-- BEGIN --

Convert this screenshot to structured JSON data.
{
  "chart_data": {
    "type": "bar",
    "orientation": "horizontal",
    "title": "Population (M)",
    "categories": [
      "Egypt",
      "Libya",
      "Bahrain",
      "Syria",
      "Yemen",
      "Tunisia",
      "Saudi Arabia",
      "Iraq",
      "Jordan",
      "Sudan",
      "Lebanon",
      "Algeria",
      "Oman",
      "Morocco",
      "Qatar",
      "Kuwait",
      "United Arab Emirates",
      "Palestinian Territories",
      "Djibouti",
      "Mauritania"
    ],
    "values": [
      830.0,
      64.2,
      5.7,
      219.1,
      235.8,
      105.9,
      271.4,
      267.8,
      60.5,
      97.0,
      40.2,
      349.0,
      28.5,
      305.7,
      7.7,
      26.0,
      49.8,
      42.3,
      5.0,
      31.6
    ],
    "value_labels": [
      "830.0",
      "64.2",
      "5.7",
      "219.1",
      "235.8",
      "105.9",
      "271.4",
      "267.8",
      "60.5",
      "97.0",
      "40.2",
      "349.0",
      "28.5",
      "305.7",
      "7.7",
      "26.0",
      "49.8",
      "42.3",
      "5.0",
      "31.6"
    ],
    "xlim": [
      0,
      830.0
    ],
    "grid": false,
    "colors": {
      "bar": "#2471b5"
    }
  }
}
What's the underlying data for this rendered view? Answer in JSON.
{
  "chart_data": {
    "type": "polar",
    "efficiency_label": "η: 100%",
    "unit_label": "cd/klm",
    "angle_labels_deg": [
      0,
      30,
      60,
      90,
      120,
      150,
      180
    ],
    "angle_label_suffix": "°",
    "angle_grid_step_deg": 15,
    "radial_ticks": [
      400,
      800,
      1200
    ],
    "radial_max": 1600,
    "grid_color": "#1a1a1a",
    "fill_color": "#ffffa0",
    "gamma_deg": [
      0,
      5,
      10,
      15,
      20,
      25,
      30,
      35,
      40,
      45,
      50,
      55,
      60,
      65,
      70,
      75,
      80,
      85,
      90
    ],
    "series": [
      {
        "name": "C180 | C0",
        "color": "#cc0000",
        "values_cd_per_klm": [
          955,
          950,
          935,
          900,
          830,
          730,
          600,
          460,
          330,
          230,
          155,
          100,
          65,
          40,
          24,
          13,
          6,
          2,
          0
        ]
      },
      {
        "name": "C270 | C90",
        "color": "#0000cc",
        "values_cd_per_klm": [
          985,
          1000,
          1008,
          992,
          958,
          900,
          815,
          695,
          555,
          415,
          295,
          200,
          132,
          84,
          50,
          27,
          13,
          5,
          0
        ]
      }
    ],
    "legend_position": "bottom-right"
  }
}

-- END --
-- BEGIN --

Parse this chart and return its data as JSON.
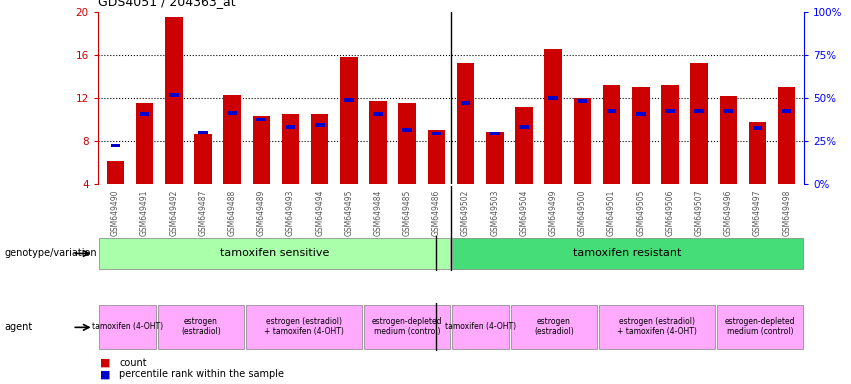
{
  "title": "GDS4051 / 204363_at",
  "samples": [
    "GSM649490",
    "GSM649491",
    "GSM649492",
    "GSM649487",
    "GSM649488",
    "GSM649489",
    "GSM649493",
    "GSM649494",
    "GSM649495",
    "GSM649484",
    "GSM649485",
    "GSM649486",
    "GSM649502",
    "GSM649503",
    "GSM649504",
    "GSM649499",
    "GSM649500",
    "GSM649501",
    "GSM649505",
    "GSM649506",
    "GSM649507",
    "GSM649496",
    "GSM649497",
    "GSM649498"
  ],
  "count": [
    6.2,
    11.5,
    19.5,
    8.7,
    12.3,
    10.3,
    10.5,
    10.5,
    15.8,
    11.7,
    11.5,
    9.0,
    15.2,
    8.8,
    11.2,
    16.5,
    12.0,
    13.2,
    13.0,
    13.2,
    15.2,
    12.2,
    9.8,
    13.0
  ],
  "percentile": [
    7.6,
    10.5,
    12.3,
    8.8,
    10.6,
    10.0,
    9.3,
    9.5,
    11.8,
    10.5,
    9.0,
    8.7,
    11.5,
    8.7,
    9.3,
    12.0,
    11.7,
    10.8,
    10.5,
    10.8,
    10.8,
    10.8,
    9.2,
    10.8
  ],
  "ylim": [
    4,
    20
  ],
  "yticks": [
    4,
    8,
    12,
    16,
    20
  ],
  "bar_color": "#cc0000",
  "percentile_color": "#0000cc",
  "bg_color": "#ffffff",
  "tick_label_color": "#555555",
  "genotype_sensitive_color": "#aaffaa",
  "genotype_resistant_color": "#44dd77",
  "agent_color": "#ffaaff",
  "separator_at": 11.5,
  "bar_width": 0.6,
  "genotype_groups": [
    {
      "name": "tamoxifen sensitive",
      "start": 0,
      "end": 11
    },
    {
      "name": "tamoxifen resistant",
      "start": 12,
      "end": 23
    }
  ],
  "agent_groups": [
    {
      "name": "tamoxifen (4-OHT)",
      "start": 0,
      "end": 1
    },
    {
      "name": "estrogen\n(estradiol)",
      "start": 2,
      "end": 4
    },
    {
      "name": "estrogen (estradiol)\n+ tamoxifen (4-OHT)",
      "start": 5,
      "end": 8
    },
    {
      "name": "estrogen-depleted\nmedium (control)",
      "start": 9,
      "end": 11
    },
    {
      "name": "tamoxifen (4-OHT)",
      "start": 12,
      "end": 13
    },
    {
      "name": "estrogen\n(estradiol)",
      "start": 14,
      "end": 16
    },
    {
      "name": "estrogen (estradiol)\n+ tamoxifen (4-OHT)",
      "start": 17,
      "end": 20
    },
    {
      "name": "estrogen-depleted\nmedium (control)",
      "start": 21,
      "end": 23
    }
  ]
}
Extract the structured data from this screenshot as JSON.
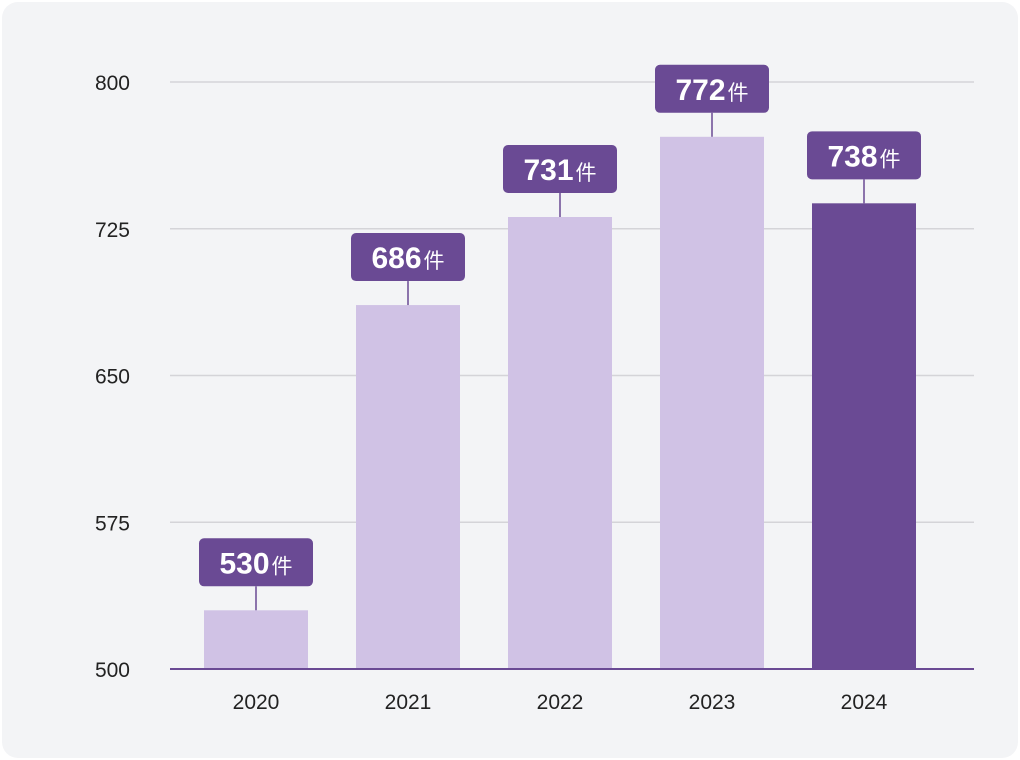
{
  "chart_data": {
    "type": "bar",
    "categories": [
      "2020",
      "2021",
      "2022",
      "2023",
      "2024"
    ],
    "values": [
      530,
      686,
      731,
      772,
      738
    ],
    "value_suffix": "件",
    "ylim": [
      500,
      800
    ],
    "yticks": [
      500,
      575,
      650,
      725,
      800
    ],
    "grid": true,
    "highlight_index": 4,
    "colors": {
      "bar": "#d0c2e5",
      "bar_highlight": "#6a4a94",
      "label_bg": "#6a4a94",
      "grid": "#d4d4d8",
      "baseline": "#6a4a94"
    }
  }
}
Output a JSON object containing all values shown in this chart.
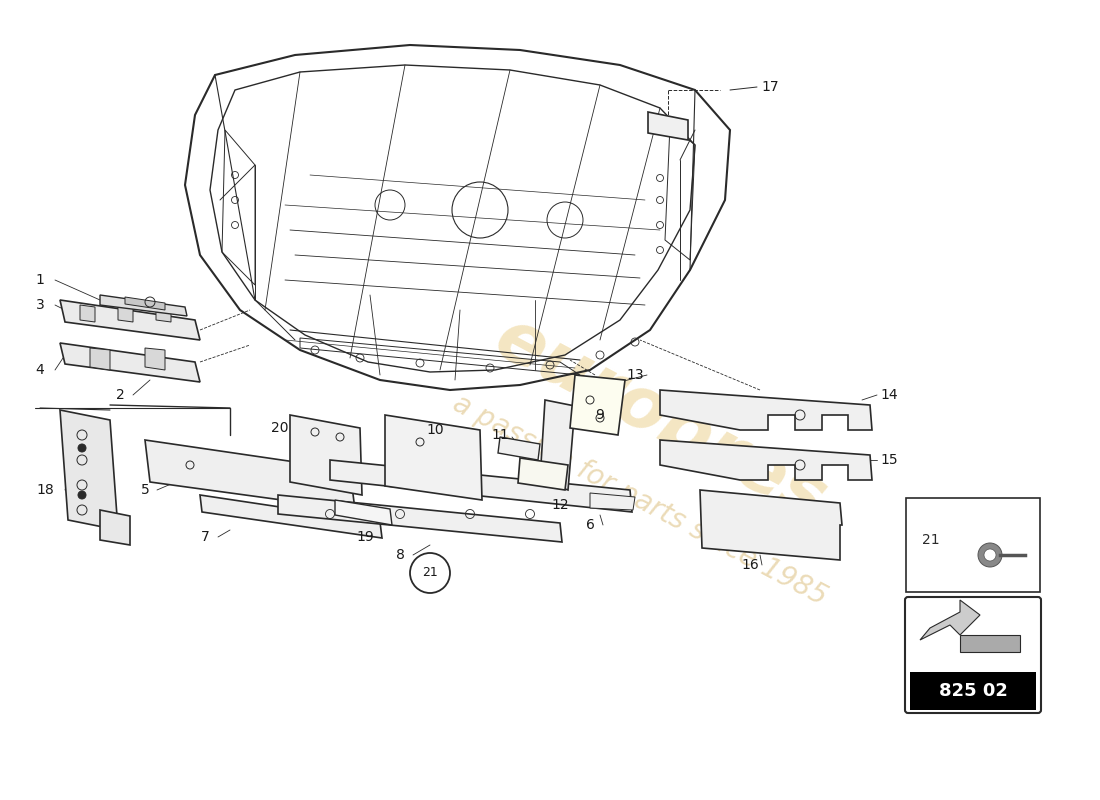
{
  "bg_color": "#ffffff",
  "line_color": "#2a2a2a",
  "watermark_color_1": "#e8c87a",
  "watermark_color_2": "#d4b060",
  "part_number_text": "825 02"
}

-- END --

What you should do => Looking at the listing above, how many of its lines contain the string "start"? Give the number alone.

Full response => 10